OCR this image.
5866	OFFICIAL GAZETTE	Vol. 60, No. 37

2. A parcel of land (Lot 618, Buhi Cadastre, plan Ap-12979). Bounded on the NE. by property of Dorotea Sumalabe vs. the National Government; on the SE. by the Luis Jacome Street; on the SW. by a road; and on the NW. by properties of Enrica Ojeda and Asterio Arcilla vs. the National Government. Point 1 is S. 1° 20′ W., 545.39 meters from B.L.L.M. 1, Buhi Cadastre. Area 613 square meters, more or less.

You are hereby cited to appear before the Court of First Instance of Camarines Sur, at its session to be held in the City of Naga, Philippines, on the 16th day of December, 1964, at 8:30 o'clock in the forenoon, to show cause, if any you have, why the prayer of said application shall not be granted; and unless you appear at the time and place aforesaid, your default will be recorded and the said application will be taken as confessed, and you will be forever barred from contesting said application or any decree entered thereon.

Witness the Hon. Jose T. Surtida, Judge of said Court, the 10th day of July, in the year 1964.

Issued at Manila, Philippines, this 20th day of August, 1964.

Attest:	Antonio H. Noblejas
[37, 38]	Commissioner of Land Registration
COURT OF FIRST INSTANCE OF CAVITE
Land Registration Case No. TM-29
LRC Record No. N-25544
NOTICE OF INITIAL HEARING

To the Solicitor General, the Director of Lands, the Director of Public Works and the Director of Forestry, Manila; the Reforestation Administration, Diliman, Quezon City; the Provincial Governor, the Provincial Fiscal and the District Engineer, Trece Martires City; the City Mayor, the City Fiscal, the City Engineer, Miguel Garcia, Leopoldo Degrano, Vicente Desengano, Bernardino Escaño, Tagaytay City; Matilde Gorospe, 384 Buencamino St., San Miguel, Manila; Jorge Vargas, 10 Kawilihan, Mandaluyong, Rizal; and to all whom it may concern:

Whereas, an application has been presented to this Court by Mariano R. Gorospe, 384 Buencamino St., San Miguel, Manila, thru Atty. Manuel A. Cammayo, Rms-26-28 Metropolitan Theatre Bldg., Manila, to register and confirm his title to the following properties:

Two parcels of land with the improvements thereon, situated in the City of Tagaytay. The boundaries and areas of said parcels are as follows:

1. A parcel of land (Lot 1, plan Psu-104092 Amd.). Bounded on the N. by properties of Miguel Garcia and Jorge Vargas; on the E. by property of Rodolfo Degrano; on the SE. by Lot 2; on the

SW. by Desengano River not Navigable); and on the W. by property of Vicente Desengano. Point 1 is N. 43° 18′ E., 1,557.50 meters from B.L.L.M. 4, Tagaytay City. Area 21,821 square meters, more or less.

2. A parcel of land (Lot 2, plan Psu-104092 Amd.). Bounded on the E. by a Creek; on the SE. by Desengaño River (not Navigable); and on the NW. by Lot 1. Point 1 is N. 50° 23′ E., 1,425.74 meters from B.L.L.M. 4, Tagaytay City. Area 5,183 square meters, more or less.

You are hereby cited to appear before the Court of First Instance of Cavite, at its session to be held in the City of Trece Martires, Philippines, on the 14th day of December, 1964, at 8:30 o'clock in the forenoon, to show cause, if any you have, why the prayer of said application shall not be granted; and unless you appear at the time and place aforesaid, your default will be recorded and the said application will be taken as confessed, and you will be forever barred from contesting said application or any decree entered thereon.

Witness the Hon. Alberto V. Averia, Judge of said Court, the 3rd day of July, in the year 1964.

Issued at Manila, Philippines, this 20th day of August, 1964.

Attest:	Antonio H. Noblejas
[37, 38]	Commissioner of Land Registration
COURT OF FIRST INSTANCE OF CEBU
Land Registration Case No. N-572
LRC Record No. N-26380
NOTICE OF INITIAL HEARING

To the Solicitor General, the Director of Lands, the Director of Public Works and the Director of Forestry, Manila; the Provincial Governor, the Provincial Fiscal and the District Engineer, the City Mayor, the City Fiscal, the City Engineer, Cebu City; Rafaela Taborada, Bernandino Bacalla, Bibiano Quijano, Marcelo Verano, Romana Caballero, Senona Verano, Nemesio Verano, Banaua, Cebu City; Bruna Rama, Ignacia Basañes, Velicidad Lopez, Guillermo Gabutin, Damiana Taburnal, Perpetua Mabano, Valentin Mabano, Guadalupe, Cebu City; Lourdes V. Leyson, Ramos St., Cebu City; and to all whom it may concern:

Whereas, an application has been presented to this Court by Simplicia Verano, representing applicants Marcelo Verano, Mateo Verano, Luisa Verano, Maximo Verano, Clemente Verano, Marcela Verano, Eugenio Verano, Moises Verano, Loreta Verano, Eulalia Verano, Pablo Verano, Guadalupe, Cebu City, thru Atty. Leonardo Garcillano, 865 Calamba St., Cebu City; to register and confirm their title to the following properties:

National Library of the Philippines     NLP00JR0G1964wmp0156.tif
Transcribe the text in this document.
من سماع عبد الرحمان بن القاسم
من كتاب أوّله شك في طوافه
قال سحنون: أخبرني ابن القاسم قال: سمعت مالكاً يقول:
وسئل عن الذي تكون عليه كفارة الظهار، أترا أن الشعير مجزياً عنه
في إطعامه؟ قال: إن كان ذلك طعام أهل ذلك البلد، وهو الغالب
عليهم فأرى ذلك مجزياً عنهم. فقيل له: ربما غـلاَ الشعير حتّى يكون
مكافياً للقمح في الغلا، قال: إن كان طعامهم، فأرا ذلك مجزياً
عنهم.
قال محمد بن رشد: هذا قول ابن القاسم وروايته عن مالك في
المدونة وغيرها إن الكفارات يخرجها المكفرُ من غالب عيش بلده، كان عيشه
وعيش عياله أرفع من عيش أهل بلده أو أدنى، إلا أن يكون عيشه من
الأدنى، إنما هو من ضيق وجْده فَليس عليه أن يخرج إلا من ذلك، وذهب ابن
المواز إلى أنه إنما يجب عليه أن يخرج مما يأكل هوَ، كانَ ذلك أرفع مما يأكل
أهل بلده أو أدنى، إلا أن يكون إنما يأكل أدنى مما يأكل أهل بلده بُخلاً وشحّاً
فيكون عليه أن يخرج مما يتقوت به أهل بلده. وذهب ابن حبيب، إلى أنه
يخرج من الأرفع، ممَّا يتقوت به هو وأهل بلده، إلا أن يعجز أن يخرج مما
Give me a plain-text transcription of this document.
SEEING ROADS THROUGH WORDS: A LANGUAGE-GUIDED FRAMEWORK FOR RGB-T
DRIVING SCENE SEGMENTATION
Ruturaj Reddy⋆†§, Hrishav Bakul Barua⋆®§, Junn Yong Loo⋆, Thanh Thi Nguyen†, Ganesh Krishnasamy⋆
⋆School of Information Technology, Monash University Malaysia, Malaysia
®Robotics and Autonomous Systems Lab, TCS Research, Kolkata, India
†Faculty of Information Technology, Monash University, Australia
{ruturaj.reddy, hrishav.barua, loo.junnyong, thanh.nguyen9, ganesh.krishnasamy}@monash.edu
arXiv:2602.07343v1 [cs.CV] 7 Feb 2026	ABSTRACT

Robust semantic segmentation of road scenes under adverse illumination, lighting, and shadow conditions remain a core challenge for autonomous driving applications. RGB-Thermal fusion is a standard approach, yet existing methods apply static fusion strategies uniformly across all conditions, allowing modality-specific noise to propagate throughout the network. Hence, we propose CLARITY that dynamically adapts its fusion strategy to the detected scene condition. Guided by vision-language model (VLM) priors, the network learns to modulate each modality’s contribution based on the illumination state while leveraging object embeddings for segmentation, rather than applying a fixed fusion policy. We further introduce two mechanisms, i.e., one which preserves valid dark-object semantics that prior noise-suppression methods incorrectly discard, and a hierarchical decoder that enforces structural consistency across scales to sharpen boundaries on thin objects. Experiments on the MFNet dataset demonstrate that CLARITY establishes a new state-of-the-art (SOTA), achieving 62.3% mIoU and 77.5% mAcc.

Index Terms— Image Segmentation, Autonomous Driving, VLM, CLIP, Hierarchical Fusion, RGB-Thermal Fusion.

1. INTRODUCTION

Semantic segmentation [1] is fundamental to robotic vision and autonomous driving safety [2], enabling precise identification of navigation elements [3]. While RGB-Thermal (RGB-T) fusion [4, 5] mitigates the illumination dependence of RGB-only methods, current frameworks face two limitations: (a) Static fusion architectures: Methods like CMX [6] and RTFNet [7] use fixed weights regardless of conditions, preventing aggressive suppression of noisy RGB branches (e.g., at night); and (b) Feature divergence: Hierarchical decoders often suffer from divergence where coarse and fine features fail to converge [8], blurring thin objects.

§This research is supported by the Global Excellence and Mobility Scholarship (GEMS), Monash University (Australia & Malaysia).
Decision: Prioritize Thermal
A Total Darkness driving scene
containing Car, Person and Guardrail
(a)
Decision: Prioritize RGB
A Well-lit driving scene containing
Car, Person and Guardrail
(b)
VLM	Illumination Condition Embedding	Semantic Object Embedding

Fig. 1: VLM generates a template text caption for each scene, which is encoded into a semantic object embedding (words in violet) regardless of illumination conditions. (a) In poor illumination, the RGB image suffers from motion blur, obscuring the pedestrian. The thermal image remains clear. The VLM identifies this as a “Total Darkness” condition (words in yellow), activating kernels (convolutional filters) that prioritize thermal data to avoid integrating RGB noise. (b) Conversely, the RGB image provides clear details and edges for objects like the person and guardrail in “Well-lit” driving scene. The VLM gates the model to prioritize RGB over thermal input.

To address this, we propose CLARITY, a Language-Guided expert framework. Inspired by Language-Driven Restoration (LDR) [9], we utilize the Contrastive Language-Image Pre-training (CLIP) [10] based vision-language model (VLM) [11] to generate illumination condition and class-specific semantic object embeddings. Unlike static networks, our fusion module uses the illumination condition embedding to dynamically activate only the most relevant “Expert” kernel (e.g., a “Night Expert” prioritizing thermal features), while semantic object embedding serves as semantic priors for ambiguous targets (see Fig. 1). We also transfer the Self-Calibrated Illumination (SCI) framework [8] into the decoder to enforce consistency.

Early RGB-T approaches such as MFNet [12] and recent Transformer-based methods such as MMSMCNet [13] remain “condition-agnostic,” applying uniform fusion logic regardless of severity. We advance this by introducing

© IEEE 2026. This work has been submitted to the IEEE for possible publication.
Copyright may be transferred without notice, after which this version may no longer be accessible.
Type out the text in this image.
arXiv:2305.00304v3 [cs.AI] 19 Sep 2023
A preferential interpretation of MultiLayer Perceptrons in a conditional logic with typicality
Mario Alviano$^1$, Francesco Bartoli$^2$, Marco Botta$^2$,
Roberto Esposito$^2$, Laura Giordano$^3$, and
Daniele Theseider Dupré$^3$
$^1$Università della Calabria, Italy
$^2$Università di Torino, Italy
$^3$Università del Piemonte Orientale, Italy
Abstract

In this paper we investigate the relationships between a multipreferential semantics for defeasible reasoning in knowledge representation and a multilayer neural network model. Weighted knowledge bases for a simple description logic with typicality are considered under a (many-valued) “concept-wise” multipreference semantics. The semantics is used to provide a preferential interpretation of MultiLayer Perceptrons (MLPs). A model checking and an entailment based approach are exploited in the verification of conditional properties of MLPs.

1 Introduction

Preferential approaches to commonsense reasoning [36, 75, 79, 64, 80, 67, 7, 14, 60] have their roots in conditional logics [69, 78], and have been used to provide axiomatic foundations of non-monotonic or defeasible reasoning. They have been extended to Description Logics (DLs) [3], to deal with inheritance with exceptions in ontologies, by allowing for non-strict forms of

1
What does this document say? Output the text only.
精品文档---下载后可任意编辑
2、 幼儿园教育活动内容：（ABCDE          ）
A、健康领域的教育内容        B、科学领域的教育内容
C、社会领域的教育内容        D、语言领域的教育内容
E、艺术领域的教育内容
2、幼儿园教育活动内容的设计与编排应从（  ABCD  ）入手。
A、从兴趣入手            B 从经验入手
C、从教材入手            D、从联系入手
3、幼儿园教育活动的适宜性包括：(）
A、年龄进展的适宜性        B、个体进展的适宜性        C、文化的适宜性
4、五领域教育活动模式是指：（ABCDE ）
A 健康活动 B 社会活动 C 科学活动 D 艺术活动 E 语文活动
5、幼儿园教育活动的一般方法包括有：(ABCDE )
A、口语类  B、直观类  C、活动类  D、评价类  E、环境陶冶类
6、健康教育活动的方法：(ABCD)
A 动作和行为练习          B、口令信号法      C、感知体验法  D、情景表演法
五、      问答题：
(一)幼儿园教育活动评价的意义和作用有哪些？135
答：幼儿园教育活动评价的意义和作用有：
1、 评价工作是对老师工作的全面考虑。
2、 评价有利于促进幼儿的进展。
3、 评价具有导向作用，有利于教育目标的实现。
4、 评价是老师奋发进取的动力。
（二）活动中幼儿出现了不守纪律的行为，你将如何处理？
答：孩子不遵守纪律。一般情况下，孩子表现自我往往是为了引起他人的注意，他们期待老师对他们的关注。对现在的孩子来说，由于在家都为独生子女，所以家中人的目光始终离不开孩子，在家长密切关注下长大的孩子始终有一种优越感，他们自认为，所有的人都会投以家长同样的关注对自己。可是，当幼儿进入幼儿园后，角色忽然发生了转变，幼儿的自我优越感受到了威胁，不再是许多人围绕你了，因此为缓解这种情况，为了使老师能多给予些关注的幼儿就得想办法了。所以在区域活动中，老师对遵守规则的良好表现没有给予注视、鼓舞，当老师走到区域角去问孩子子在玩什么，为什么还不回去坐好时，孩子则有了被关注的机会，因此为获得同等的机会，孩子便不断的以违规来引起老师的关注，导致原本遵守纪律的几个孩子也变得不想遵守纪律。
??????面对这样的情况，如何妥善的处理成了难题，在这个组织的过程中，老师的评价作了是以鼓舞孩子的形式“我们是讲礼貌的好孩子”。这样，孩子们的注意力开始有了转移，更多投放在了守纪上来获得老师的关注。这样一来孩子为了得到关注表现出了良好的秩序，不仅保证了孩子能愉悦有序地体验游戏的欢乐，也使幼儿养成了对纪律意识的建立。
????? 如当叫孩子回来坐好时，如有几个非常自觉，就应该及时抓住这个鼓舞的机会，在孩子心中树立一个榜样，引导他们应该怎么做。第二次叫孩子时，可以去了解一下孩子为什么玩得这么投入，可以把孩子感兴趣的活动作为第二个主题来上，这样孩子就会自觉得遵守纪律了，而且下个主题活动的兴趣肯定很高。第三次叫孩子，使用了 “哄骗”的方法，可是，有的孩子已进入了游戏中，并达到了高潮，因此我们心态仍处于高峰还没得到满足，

────────────────────

THE TASK:
Say how many lines contain "University", and give nothing but that number.

COMPLETED TASK:
3